• [What is required] Among the entries below, find how many lines carry the word "Para" and state only that figure.

* begin *

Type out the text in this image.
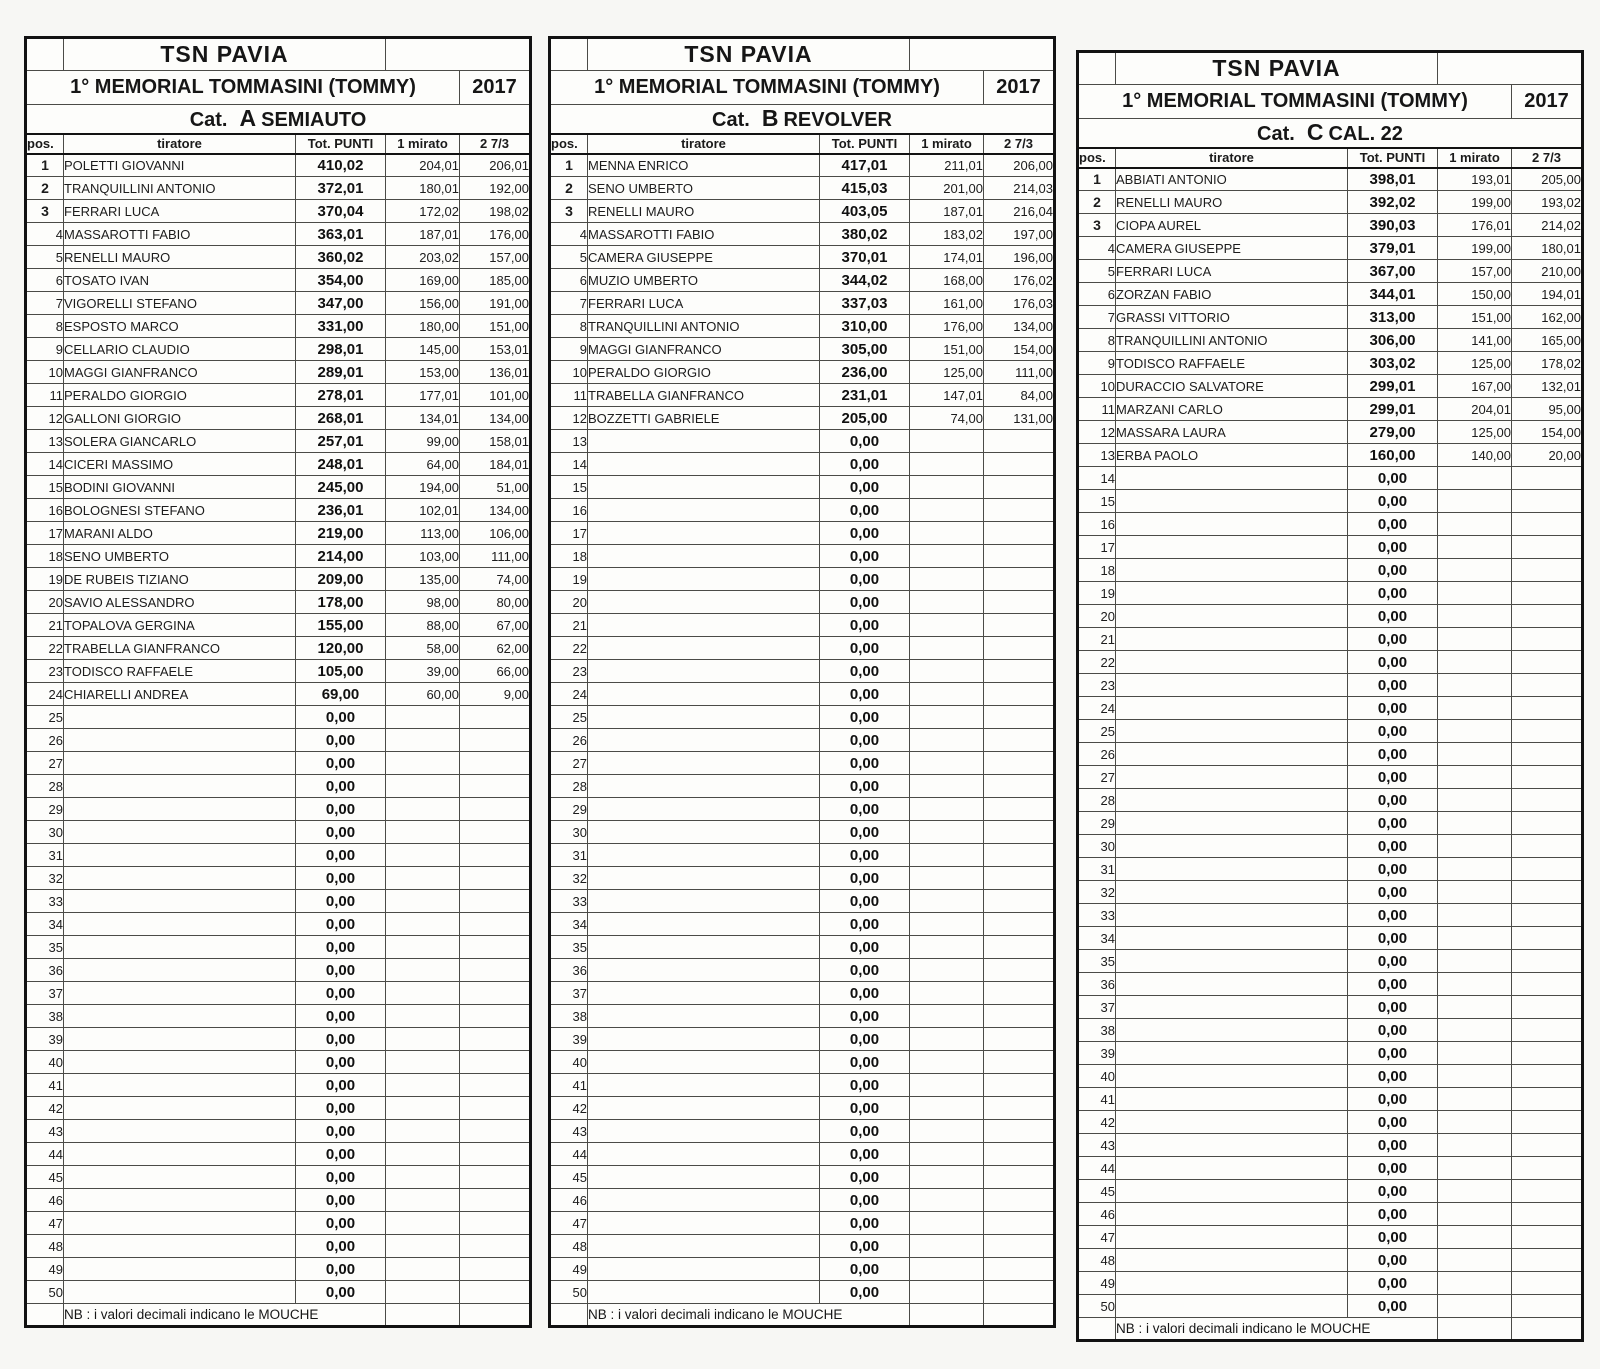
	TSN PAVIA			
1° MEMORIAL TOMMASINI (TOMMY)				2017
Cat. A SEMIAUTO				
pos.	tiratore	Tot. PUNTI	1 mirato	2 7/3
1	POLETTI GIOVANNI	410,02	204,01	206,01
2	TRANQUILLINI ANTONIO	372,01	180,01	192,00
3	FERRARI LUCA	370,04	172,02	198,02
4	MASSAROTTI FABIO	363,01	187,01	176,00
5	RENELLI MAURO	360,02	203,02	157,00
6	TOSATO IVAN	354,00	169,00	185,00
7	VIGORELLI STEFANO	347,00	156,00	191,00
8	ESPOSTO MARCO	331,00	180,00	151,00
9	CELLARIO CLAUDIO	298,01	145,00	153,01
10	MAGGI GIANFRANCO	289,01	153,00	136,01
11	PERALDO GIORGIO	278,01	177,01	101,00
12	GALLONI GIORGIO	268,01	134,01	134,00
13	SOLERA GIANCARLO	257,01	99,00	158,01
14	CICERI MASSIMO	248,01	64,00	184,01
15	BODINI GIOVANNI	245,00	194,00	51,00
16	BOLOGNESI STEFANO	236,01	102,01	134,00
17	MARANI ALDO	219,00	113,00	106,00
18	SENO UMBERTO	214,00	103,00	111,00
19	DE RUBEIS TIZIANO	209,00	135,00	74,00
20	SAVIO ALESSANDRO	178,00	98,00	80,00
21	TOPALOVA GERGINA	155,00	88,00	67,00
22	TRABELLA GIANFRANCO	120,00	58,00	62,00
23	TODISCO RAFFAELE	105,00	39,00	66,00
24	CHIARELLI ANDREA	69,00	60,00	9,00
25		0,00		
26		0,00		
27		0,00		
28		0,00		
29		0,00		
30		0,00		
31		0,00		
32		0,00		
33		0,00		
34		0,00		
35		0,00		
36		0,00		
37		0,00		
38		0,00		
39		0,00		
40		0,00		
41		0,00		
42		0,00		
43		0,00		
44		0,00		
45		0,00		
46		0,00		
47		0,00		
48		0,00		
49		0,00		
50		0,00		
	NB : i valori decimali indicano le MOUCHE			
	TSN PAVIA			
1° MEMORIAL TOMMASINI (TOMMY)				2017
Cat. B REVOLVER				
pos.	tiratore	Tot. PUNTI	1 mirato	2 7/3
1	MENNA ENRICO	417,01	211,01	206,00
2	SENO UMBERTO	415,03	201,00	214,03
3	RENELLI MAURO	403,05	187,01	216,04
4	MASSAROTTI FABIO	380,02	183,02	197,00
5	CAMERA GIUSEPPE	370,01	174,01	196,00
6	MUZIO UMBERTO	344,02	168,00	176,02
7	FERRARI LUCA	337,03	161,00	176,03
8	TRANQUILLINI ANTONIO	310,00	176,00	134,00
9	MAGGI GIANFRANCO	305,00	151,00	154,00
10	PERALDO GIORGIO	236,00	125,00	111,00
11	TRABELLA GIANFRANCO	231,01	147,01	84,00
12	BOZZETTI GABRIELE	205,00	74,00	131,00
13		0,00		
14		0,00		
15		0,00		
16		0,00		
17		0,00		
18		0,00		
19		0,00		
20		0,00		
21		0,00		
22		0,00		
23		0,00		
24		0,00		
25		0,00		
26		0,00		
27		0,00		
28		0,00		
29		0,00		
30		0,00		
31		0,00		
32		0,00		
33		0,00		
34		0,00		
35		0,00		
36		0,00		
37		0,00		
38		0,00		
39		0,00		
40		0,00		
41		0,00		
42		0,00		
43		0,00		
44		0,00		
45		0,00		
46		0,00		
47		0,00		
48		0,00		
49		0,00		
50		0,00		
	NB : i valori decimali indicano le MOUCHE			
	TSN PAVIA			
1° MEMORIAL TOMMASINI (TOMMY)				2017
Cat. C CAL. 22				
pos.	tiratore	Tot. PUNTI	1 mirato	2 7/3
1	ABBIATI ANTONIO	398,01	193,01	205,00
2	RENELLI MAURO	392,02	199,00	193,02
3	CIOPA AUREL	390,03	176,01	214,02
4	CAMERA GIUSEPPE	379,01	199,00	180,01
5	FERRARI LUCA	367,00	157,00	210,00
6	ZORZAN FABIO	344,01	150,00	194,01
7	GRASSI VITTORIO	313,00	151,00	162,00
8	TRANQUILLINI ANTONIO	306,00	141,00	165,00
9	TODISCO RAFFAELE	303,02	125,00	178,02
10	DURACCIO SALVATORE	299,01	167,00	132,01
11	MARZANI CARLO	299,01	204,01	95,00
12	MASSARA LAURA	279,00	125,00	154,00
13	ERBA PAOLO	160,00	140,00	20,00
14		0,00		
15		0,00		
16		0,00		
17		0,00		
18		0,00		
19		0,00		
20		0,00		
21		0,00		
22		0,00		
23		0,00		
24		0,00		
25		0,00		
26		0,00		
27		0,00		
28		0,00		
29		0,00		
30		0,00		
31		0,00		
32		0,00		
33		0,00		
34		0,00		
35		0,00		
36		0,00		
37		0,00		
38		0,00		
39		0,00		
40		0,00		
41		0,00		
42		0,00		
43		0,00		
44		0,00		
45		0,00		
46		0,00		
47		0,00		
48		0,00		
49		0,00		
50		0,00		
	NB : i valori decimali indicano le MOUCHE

* end *
* begin *

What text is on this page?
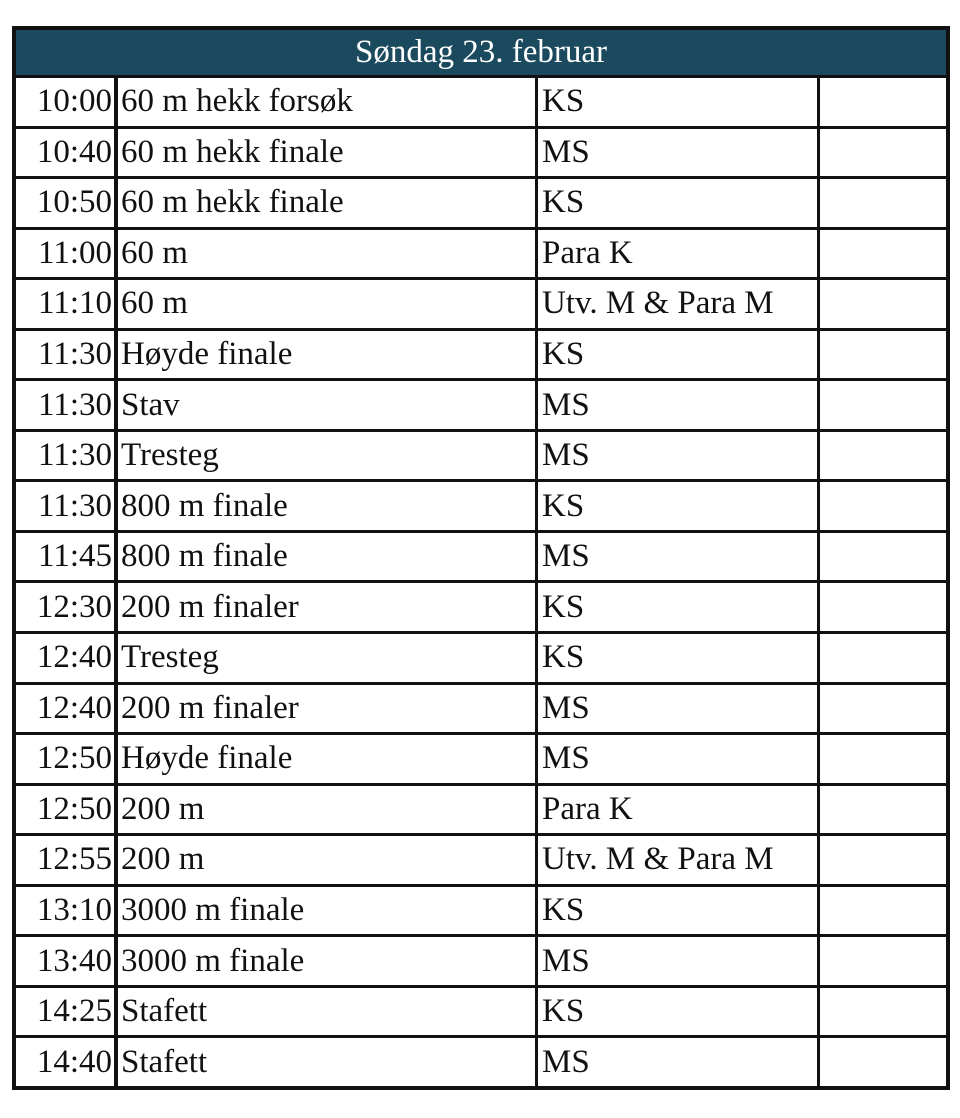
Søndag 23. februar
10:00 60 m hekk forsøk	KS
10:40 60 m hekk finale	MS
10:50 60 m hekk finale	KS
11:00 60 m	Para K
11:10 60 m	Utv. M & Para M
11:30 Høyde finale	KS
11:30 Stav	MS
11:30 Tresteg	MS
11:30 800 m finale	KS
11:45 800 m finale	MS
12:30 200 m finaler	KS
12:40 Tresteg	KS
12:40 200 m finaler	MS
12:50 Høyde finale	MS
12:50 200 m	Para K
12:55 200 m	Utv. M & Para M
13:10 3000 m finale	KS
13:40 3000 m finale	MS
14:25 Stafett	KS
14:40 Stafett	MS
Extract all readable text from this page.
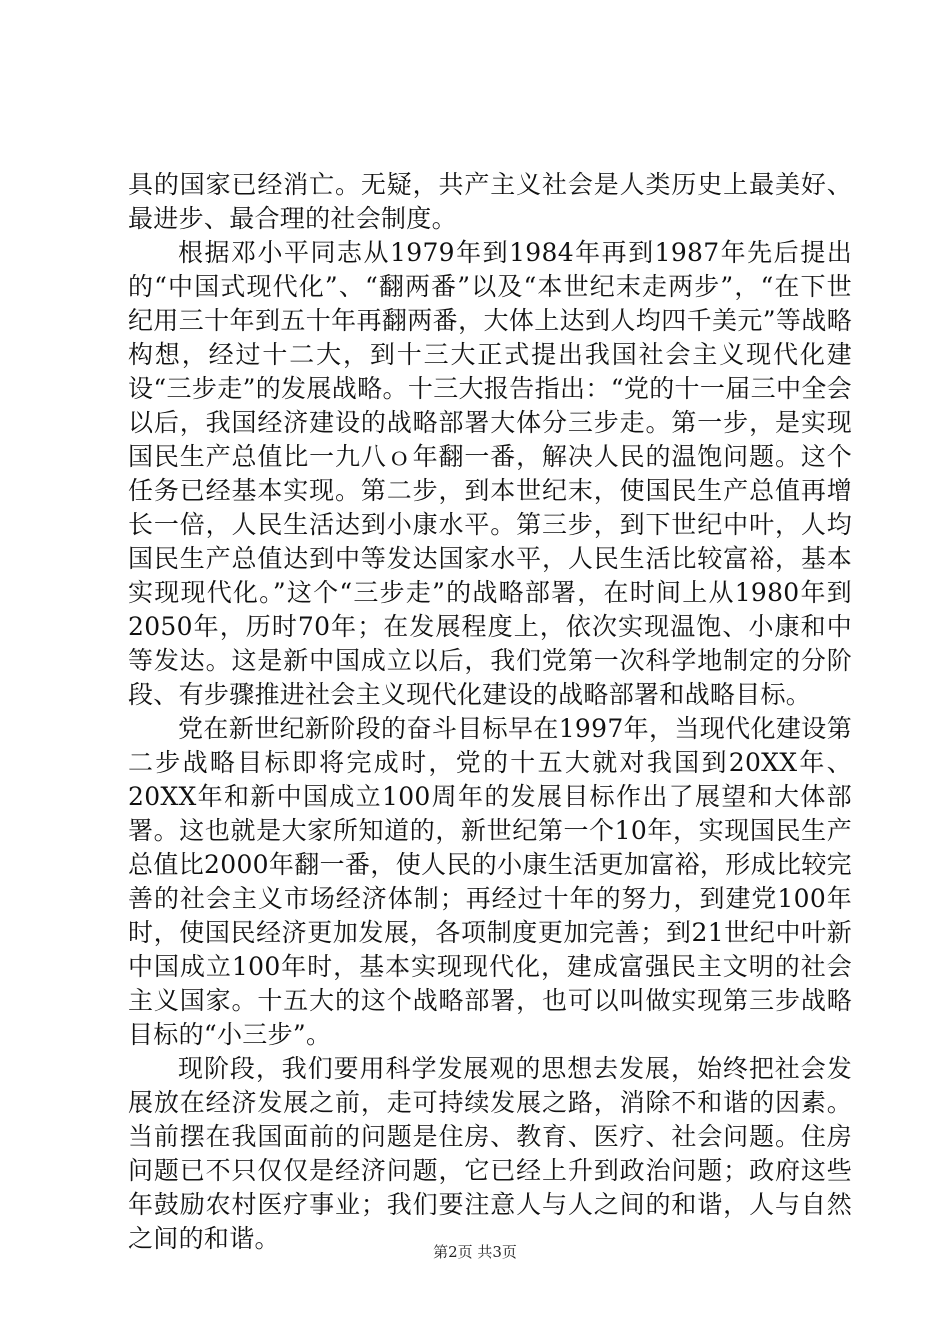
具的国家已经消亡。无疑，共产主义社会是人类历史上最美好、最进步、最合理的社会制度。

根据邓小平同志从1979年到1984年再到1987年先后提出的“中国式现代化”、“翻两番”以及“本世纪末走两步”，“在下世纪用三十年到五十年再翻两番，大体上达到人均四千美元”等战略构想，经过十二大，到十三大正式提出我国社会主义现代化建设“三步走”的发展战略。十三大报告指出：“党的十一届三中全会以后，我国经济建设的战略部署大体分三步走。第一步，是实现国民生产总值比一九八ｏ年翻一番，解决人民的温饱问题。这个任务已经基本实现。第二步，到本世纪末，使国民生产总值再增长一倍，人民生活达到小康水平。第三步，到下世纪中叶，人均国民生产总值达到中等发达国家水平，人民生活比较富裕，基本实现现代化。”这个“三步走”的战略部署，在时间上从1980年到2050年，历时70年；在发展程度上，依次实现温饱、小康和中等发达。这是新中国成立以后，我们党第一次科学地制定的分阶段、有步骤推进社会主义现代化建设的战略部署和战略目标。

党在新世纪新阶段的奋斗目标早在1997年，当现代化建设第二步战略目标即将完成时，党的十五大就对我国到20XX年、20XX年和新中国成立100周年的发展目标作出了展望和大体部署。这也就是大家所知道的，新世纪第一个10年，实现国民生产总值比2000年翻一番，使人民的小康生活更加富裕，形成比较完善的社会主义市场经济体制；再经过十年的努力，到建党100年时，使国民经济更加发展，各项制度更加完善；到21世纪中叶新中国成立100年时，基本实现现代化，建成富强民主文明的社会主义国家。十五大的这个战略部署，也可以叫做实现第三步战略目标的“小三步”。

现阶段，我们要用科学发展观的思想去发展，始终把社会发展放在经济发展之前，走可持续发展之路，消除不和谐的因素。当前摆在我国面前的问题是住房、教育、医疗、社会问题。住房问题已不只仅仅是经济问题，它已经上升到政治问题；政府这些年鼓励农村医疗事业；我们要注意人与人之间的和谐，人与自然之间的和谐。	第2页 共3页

* end *
* begin *

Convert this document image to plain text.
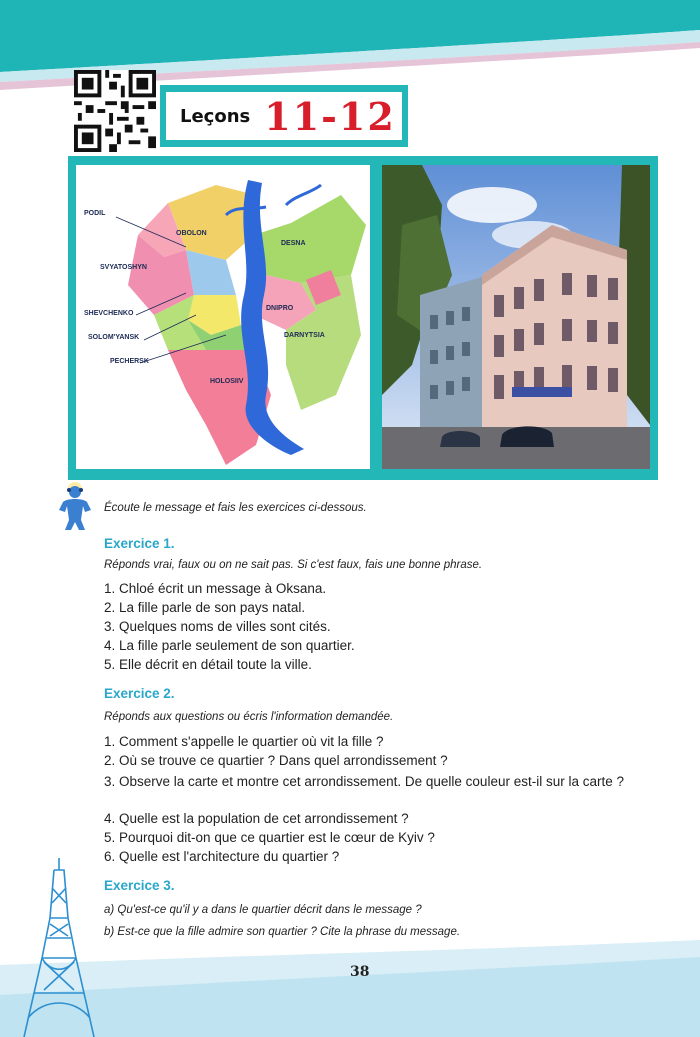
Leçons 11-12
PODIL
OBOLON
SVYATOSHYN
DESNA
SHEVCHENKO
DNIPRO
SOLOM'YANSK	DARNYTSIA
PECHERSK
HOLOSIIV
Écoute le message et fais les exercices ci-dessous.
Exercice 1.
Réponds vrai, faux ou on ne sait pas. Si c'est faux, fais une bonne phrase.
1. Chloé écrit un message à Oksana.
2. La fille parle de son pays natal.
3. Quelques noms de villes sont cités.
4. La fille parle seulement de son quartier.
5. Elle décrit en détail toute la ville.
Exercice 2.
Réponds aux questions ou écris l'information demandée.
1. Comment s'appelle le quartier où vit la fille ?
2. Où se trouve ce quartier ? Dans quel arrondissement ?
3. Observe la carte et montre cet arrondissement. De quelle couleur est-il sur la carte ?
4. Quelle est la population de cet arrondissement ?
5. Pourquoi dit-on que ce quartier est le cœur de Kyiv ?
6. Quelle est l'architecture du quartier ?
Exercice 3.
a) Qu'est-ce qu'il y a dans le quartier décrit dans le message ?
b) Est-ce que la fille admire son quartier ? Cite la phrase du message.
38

* end *

• [Completed exercise] 4